**Set task:** Quote the entries in full, character for character, without their images.

------------------------------------

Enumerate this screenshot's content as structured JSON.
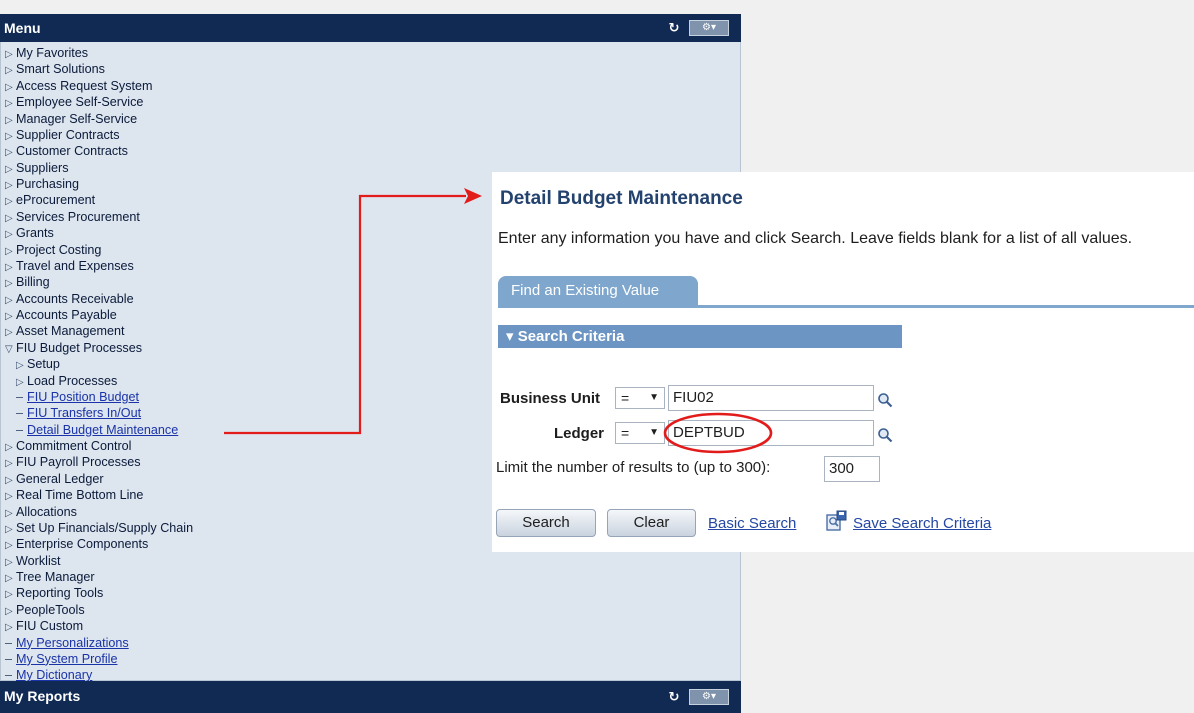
{
  "menu": {
    "title": "Menu",
    "items": [
      {
        "label": "My Favorites",
        "kind": "folder"
      },
      {
        "label": "Smart Solutions",
        "kind": "folder"
      },
      {
        "label": "Access Request System",
        "kind": "folder"
      },
      {
        "label": "Employee Self-Service",
        "kind": "folder"
      },
      {
        "label": "Manager Self-Service",
        "kind": "folder"
      },
      {
        "label": "Supplier Contracts",
        "kind": "folder"
      },
      {
        "label": "Customer Contracts",
        "kind": "folder"
      },
      {
        "label": "Suppliers",
        "kind": "folder"
      },
      {
        "label": "Purchasing",
        "kind": "folder"
      },
      {
        "label": "eProcurement",
        "kind": "folder"
      },
      {
        "label": "Services Procurement",
        "kind": "folder"
      },
      {
        "label": "Grants",
        "kind": "folder"
      },
      {
        "label": "Project Costing",
        "kind": "folder"
      },
      {
        "label": "Travel and Expenses",
        "kind": "folder"
      },
      {
        "label": "Billing",
        "kind": "folder"
      },
      {
        "label": "Accounts Receivable",
        "kind": "folder"
      },
      {
        "label": "Accounts Payable",
        "kind": "folder"
      },
      {
        "label": "Asset Management",
        "kind": "folder"
      },
      {
        "label": "FIU Budget Processes",
        "kind": "open"
      },
      {
        "label": "Setup",
        "kind": "subfolder"
      },
      {
        "label": "Load Processes",
        "kind": "subfolder"
      },
      {
        "label": "FIU Position Budget",
        "kind": "sublink"
      },
      {
        "label": "FIU Transfers In/Out",
        "kind": "sublink"
      },
      {
        "label": "Detail Budget Maintenance",
        "kind": "sublink"
      },
      {
        "label": "Commitment Control",
        "kind": "folder"
      },
      {
        "label": "FIU Payroll Processes",
        "kind": "folder"
      },
      {
        "label": "General Ledger",
        "kind": "folder"
      },
      {
        "label": "Real Time Bottom Line",
        "kind": "folder"
      },
      {
        "label": "Allocations",
        "kind": "folder"
      },
      {
        "label": "Set Up Financials/Supply Chain",
        "kind": "folder"
      },
      {
        "label": "Enterprise Components",
        "kind": "folder"
      },
      {
        "label": "Worklist",
        "kind": "folder"
      },
      {
        "label": "Tree Manager",
        "kind": "folder"
      },
      {
        "label": "Reporting Tools",
        "kind": "folder"
      },
      {
        "label": "PeopleTools",
        "kind": "folder"
      },
      {
        "label": "FIU Custom",
        "kind": "folder"
      },
      {
        "label": "My Personalizations",
        "kind": "link"
      },
      {
        "label": "My System Profile",
        "kind": "link"
      },
      {
        "label": "My Dictionary",
        "kind": "link"
      }
    ]
  },
  "reports": {
    "title": "My Reports"
  },
  "page": {
    "title": "Detail Budget Maintenance",
    "instructions": "Enter any information you have and click Search. Leave fields blank for a list of all values.",
    "tab_label": "Find an Existing Value",
    "section_label": "Search Criteria",
    "business_unit": {
      "label": "Business Unit",
      "operator": "=",
      "value": "FIU02"
    },
    "ledger": {
      "label": "Ledger",
      "operator": "=",
      "value": "DEPTBUD"
    },
    "limit": {
      "label": "Limit the number of results to (up to 300):",
      "value": "300"
    },
    "search_label": "Search",
    "clear_label": "Clear",
    "basic_search_label": "Basic Search",
    "save_criteria_label": "Save Search Criteria"
  },
  "colors": {
    "header": "#102a54",
    "annotation": "#e21b1b",
    "tab": "#7fa6cc"
  },
  "icons": [
    "refresh-icon",
    "options-icon",
    "triangle-right-icon",
    "triangle-down-icon",
    "magnifier-icon",
    "save-criteria-icon"
  ]
}
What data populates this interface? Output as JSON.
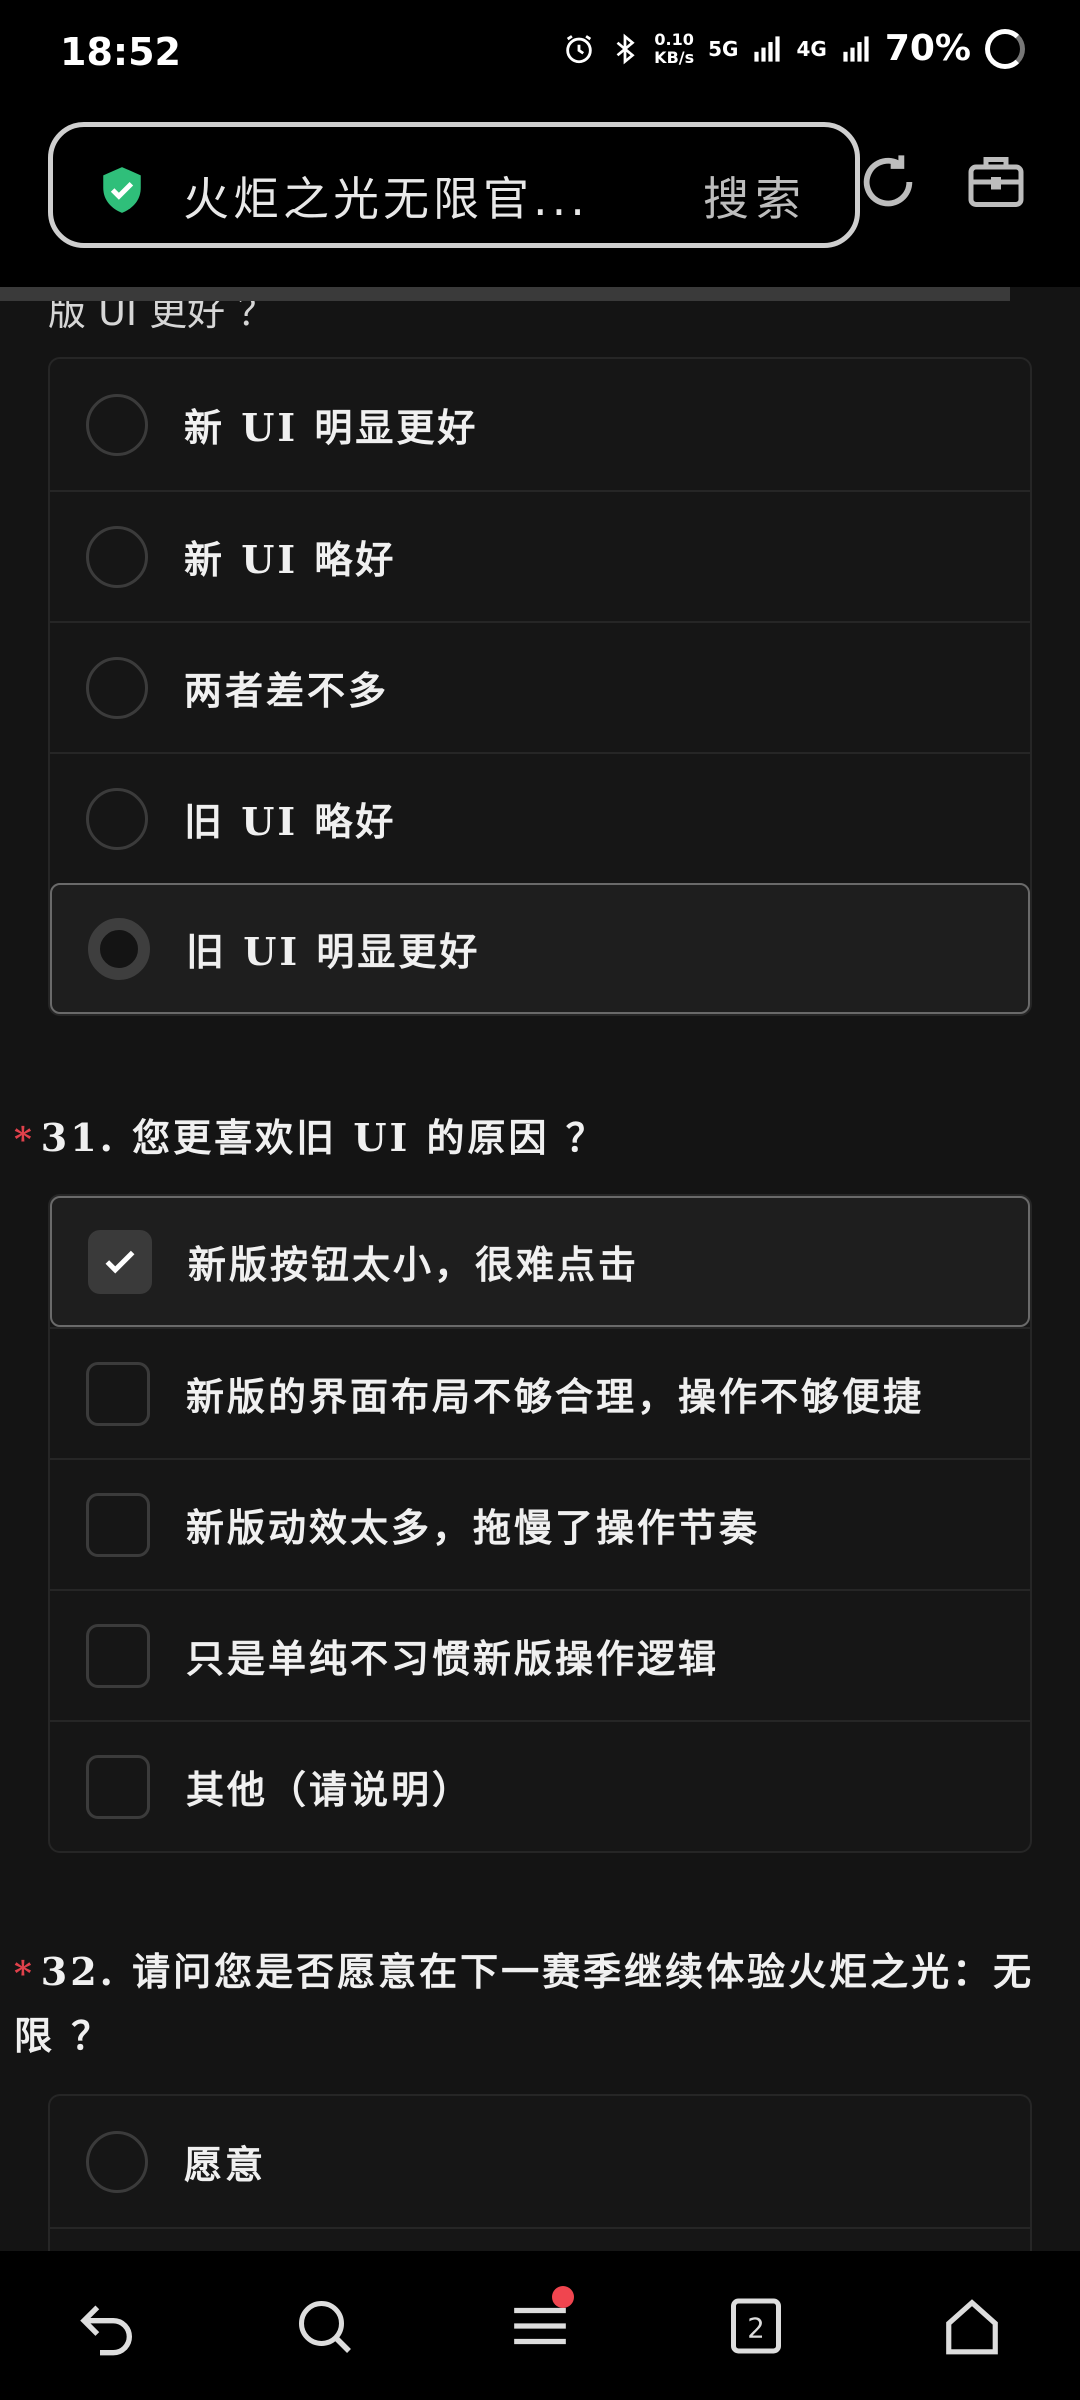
{
  "status_bar": {
    "time": "18:52",
    "net_speed_value": "0.10",
    "net_speed_unit": "KB/s",
    "signal_1": "5G",
    "signal_2": "4G",
    "battery": "70%"
  },
  "browser": {
    "url_title": "火炬之光无限官...",
    "search_label": "搜索"
  },
  "survey": {
    "cut_off_text": "版 UI 更好 ？",
    "q30_options": [
      {
        "label": "新 UI 明显更好",
        "selected": false
      },
      {
        "label": "新 UI 略好",
        "selected": false
      },
      {
        "label": "两者差不多",
        "selected": false
      },
      {
        "label": "旧 UI 略好",
        "selected": false
      },
      {
        "label": "旧 UI 明显更好",
        "selected": true
      }
    ],
    "q31": {
      "required_mark": "*",
      "title": "31. 您更喜欢旧 UI 的原因 ？",
      "options": [
        {
          "label": "新版按钮太小，很难点击",
          "checked": true
        },
        {
          "label": "新版的界面布局不够合理，操作不够便捷",
          "checked": false
        },
        {
          "label": "新版动效太多，拖慢了操作节奏",
          "checked": false
        },
        {
          "label": "只是单纯不习惯新版操作逻辑",
          "checked": false
        },
        {
          "label": "其他（请说明）",
          "checked": false
        }
      ]
    },
    "q32": {
      "required_mark": "*",
      "title": "32. 请问您是否愿意在下一赛季继续体验火炬之光：无限 ？",
      "options": [
        {
          "label": "愿意",
          "selected": false
        }
      ]
    }
  },
  "bottom_nav": {
    "tabs_count": "2"
  },
  "colors": {
    "accent_required": "#e0414b",
    "shield_green": "#2fbf7a",
    "badge_red": "#f0454f"
  }
}
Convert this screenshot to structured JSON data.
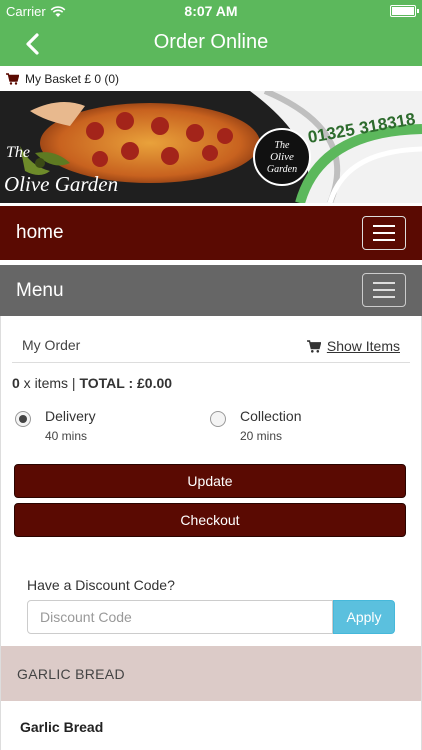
{
  "status_bar": {
    "carrier": "Carrier",
    "time": "8:07 AM"
  },
  "nav": {
    "title": "Order Online",
    "back_icon": "chevron-left-icon"
  },
  "basket": {
    "label": "My Basket £ 0 (0)",
    "icon": "cart-icon"
  },
  "banner": {
    "brand": "The Olive Garden",
    "logo_text": [
      "The",
      "Olive",
      "Garden"
    ],
    "phone": "01325 318318"
  },
  "home_bar": {
    "label": "home"
  },
  "menu_bar": {
    "label": "Menu"
  },
  "order": {
    "heading": "My Order",
    "show_items": "Show Items",
    "item_count": "0",
    "items_label": " x items | ",
    "total_label": "TOTAL : £0.00"
  },
  "delivery_options": [
    {
      "label": "Delivery",
      "time": "40 mins",
      "selected": true
    },
    {
      "label": "Collection",
      "time": "20 mins",
      "selected": false
    }
  ],
  "buttons": {
    "update": "Update",
    "checkout": "Checkout"
  },
  "discount": {
    "question": "Have a Discount Code?",
    "placeholder": "Discount Code",
    "apply": "Apply"
  },
  "category": {
    "name": "GARLIC BREAD"
  },
  "first_item": {
    "name": "Garlic Bread"
  },
  "colors": {
    "header_green": "#5cb85c",
    "maroon": "#5a0a02",
    "menu_grey": "#666666",
    "apply_blue": "#5bc0de",
    "category_bg": "#dccbc8"
  }
}
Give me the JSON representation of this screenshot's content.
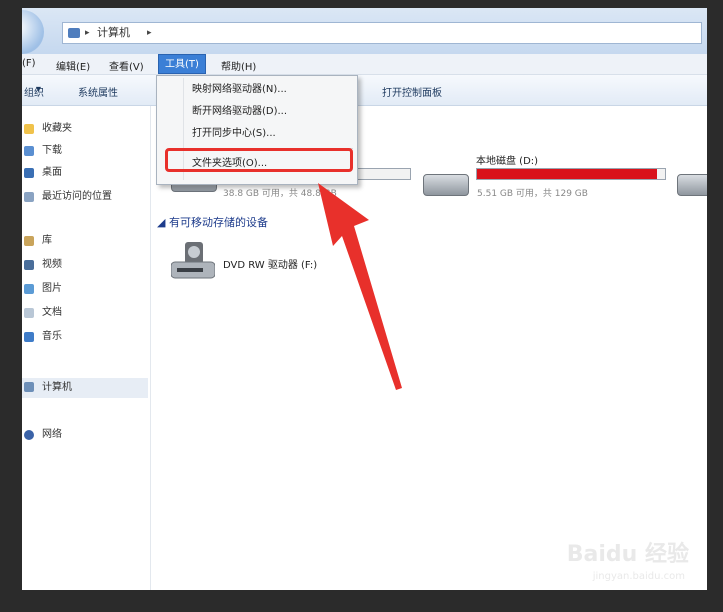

------------------------------------

**Task response:**
Enumerate this screenshot's content as structured JSON.
{
  "menu": {
    "title": "Menu",
    "items": [
      {
        "label": "My Favorites",
        "kind": "folder"
      },
      {
        "label": "Smart Solutions",
        "kind": "folder"
      },
      {
        "label": "Access Request System",
        "kind": "folder"
      },
      {
        "label": "Employee Self-Service",
        "kind": "folder"
      },
      {
        "label": "Manager Self-Service",
        "kind": "folder"
      },
      {
        "label": "Supplier Contracts",
        "kind": "folder"
      },
      {
        "label": "Customer Contracts",
        "kind": "folder"
      },
      {
        "label": "Suppliers",
        "kind": "folder"
      },
      {
        "label": "Purchasing",
        "kind": "folder"
      },
      {
        "label": "eProcurement",
        "kind": "folder"
      },
      {
        "label": "Services Procurement",
        "kind": "folder"
      },
      {
        "label": "Grants",
        "kind": "folder"
      },
      {
        "label": "Project Costing",
        "kind": "folder"
      },
      {
        "label": "Travel and Expenses",
        "kind": "folder"
      },
      {
        "label": "Billing",
        "kind": "folder"
      },
      {
        "label": "Accounts Receivable",
        "kind": "folder"
      },
      {
        "label": "Accounts Payable",
        "kind": "folder"
      },
      {
        "label": "Asset Management",
        "kind": "folder"
      },
      {
        "label": "FIU Budget Processes",
        "kind": "open"
      },
      {
        "label": "Setup",
        "kind": "subfolder"
      },
      {
        "label": "Load Processes",
        "kind": "subfolder"
      },
      {
        "label": "FIU Position Budget",
        "kind": "sublink"
      },
      {
        "label": "FIU Transfers In/Out",
        "kind": "sublink"
      },
      {
        "label": "Detail Budget Maintenance",
        "kind": "sublink"
      },
      {
        "label": "Commitment Control",
        "kind": "folder"
      },
      {
        "label": "FIU Payroll Processes",
        "kind": "folder"
      },
      {
        "label": "General Ledger",
        "kind": "folder"
      },
      {
        "label": "Real Time Bottom Line",
        "kind": "folder"
      },
      {
        "label": "Allocations",
        "kind": "folder"
      },
      {
        "label": "Set Up Financials/Supply Chain",
        "kind": "folder"
      },
      {
        "label": "Enterprise Components",
        "kind": "folder"
      },
      {
        "label": "Worklist",
        "kind": "folder"
      },
      {
        "label": "Tree Manager",
        "kind": "folder"
      },
      {
        "label": "Reporting Tools",
        "kind": "folder"
      },
      {
        "label": "PeopleTools",
        "kind": "folder"
      },
      {
        "label": "FIU Custom",
        "kind": "folder"
      },
      {
        "label": "My Personalizations",
        "kind": "link"
      },
      {
        "label": "My System Profile",
        "kind": "link"
      },
      {
        "label": "My Dictionary",
        "kind": "link"
      }
    ]
  },
  "reports": {
    "title": "My Reports"
  },
  "page": {
    "title": "Detail Budget Maintenance",
    "instructions": "Enter any information you have and click Search. Leave fields blank for a list of all values.",
    "tab_label": "Find an Existing Value",
    "section_label": "Search Criteria",
    "business_unit": {
      "label": "Business Unit",
      "operator": "=",
      "value": "FIU02"
    },
    "ledger": {
      "label": "Ledger",
      "operator": "=",
      "value": "DEPTBUD"
    },
    "limit": {
      "label": "Limit the number of results to (up to 300):",
      "value": "300"
    },
    "search_label": "Search",
    "clear_label": "Clear",
    "basic_search_label": "Basic Search",
    "save_criteria_label": "Save Search Criteria"
  },
  "colors": {
    "header": "#102a54",
    "annotation": "#e21b1b",
    "tab": "#7fa6cc"
  },
  "icons": [
    "refresh-icon",
    "options-icon",
    "triangle-right-icon",
    "triangle-down-icon",
    "magnifier-icon",
    "save-criteria-icon"
  ]
}
What data populates this interface? Output as JSON.
{
  "status_bar": {
    "time": "18:52",
    "net_speed_value": "0.10",
    "net_speed_unit": "KB/s",
    "signal_1": "5G",
    "signal_2": "4G",
    "battery": "70%"
  },
  "browser": {
    "url_title": "火炬之光无限官...",
    "search_label": "搜索"
  },
  "survey": {
    "cut_off_text": "版 UI 更好 ？",
    "q30_options": [
      {
        "label": "新 UI 明显更好",
        "selected": false
      },
      {
        "label": "新 UI 略好",
        "selected": false
      },
      {
        "label": "两者差不多",
        "selected": false
      },
      {
        "label": "旧 UI 略好",
        "selected": false
      },
      {
        "label": "旧 UI 明显更好",
        "selected": true
      }
    ],
    "q31": {
      "required_mark": "*",
      "title": "31. 您更喜欢旧 UI 的原因 ？",
      "options": [
        {
          "label": "新版按钮太小，很难点击",
          "checked": true
        },
        {
          "label": "新版的界面布局不够合理，操作不够便捷",
          "checked": false
        },
        {
          "label": "新版动效太多，拖慢了操作节奏",
          "checked": false
        },
        {
          "label": "只是单纯不习惯新版操作逻辑",
          "checked": false
        },
        {
          "label": "其他（请说明）",
          "checked": false
        }
      ]
    },
    "q32": {
      "required_mark": "*",
      "title": "32. 请问您是否愿意在下一赛季继续体验火炬之光：无限 ？",
      "options": [
        {
          "label": "愿意",
          "selected": false
        }
      ]
    }
  },
  "bottom_nav": {
    "tabs_count": "2"
  },
  "colors": {
    "accent_required": "#e0414b",
    "shield_green": "#2fbf7a",
    "badge_red": "#f0454f"
  }
}
Convert this screenshot to structured JSON data.
{
  "status_bar": {
    "carrier": "Carrier",
    "time": "8:07 AM"
  },
  "nav": {
    "title": "Order Online",
    "back_icon": "chevron-left-icon"
  },
  "basket": {
    "label": "My Basket £ 0 (0)",
    "icon": "cart-icon"
  },
  "banner": {
    "brand": "The Olive Garden",
    "logo_text": [
      "The",
      "Olive",
      "Garden"
    ],
    "phone": "01325 318318"
  },
  "home_bar": {
    "label": "home"
  },
  "menu_bar": {
    "label": "Menu"
  },
  "order": {
    "heading": "My Order",
    "show_items": "Show Items",
    "item_count": "0",
    "items_label": " x items | ",
    "total_label": "TOTAL : £0.00"
  },
  "delivery_options": [
    {
      "label": "Delivery",
      "time": "40 mins",
      "selected": true
    },
    {
      "label": "Collection",
      "time": "20 mins",
      "selected": false
    }
  ],
  "buttons": {
    "update": "Update",
    "checkout": "Checkout"
  },
  "discount": {
    "question": "Have a Discount Code?",
    "placeholder": "Discount Code",
    "apply": "Apply"
  },
  "category": {
    "name": "GARLIC BREAD"
  },
  "first_item": {
    "name": "Garlic Bread"
  },
  "colors": {
    "header_green": "#5cb85c",
    "maroon": "#5a0a02",
    "menu_grey": "#666666",
    "apply_blue": "#5bc0de",
    "category_bg": "#dccbc8"
  }
}
Give me the JSON representation of this screenshot's content.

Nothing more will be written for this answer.